§ TASK REQUIREMENTS:
Find each line with the word "reclassify" and copy it.

### DATASET EXCERPTS

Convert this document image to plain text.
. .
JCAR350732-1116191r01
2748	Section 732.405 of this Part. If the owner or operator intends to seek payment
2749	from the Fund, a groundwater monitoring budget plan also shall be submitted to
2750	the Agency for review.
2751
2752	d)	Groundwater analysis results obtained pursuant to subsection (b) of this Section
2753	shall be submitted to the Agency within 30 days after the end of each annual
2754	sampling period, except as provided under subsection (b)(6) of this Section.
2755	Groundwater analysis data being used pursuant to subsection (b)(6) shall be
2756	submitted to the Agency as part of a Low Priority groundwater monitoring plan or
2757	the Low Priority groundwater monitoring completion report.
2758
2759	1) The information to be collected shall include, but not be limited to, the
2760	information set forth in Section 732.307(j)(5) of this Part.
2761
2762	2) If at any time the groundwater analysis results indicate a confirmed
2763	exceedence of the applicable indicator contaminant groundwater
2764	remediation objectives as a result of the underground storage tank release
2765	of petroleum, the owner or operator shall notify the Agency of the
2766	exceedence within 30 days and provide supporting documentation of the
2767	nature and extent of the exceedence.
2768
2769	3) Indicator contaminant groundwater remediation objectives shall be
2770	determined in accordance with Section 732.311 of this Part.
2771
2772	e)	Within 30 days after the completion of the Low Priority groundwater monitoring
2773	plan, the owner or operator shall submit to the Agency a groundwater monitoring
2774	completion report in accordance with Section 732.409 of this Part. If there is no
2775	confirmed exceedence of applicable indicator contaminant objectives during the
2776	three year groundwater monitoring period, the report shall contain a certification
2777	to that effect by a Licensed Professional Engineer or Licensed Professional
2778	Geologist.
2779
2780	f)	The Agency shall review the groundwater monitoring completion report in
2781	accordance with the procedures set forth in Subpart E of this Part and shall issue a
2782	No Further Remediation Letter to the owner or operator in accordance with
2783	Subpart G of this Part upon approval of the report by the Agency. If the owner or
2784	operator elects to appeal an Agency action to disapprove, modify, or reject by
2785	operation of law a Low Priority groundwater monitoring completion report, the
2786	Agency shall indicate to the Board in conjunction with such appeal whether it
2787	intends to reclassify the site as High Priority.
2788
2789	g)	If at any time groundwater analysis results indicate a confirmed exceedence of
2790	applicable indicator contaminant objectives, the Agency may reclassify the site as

######

§ RESPONSE BELOW:
2787	intends to reclassify the site as High Priority.
2790	applicable indicator contaminant objectives, the Agency may reclassify the site as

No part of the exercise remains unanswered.